┌────────

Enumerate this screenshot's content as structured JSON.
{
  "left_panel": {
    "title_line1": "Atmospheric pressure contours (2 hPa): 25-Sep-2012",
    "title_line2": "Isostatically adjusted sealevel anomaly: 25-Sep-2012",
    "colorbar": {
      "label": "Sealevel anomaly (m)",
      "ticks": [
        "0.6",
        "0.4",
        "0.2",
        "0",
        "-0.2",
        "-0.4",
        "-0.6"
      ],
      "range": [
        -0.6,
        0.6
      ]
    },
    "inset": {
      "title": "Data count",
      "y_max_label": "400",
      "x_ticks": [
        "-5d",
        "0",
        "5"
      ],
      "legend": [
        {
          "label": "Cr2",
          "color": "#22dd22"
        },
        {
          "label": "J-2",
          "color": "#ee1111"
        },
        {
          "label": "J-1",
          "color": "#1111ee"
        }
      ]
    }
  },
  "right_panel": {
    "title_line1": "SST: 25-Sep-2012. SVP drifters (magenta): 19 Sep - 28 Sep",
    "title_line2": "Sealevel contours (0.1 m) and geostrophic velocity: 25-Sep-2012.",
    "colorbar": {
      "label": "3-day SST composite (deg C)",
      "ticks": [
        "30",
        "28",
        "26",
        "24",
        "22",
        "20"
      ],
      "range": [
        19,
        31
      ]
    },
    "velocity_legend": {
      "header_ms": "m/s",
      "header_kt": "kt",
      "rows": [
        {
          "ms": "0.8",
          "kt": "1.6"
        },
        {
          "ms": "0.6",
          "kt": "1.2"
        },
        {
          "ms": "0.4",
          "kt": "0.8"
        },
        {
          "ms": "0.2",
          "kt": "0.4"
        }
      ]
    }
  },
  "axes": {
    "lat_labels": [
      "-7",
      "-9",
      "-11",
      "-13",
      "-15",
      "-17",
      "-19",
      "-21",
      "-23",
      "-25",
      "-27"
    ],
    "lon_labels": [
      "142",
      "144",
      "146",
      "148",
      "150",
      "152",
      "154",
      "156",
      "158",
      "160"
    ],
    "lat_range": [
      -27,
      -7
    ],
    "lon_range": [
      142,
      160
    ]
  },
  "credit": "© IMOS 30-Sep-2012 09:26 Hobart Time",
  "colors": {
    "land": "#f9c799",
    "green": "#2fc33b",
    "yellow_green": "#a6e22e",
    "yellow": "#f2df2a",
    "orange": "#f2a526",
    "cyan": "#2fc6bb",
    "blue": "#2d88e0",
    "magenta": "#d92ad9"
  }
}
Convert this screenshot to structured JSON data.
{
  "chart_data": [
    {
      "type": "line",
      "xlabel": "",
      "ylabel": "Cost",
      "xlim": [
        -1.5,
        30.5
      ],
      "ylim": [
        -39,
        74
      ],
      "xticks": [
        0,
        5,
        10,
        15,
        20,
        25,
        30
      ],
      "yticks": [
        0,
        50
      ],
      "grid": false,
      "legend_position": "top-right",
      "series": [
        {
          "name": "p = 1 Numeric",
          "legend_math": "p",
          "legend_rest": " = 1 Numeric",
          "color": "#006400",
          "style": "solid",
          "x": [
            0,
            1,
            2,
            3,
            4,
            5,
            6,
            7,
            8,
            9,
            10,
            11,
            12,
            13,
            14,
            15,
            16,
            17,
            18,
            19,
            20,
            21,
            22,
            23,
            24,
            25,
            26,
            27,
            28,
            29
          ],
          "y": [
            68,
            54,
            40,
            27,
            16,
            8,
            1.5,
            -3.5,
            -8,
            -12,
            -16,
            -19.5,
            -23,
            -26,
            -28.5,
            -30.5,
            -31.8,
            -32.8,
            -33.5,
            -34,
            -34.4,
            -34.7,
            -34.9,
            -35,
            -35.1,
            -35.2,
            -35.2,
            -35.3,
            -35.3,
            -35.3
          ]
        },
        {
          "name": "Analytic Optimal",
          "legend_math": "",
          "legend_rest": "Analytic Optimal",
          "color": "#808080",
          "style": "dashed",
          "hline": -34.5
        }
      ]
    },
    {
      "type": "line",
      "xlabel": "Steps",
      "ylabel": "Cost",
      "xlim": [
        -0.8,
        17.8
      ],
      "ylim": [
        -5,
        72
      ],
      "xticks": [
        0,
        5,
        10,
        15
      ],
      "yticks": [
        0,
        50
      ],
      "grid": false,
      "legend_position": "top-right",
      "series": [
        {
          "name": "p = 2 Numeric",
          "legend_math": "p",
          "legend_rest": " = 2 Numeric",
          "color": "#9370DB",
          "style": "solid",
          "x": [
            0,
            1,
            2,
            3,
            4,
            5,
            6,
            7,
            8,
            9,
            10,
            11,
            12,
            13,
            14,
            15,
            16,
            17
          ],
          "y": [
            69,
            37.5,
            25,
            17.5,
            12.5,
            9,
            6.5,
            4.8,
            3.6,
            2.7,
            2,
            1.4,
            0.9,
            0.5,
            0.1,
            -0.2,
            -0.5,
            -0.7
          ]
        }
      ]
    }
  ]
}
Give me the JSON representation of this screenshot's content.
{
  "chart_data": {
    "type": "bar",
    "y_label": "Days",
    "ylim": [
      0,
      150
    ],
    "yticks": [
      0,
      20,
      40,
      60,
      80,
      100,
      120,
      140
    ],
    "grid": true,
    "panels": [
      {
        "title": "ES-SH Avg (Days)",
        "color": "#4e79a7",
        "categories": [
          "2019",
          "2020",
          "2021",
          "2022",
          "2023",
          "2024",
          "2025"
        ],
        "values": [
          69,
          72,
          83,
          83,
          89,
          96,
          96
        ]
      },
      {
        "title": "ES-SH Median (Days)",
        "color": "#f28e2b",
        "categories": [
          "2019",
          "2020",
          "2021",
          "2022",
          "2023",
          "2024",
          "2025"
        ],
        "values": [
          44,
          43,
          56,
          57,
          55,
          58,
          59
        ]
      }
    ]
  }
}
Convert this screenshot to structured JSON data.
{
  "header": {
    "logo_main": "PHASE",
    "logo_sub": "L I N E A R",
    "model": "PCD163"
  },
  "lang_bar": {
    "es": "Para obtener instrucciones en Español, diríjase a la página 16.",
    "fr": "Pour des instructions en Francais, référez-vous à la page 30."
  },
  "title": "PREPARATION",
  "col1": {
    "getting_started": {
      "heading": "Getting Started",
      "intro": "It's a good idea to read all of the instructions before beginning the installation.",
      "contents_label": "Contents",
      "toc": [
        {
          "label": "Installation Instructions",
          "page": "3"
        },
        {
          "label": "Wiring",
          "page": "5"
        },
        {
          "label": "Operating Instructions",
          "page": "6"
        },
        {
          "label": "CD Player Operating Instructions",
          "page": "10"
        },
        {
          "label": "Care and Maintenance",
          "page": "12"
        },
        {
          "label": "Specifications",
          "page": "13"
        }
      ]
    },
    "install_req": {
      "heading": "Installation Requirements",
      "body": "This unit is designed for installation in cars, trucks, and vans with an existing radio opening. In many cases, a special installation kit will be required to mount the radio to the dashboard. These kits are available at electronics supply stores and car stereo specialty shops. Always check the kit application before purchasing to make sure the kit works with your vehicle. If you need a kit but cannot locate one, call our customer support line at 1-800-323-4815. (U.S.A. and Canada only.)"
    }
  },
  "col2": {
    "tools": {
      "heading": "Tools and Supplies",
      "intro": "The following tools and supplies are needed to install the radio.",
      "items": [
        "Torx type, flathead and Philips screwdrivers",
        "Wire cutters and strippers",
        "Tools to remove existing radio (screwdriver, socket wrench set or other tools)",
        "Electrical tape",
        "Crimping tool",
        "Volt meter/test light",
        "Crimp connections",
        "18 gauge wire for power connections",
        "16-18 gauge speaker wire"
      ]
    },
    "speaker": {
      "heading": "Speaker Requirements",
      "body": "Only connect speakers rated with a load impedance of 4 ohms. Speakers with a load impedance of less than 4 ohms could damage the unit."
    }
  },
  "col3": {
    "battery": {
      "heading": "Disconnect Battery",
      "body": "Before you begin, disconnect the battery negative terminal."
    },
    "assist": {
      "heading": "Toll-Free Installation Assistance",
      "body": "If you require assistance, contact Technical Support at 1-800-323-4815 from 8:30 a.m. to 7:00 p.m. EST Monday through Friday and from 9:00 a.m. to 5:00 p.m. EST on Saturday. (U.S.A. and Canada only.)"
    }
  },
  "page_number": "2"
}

└────────

Choose all lines containing the string "Days" and copy them out.

- ANSWER TO THIS TASK:
    "y_label": "Days",
        "title": "ES-SH Avg (Days)",
        "title": "ES-SH Median (Days)",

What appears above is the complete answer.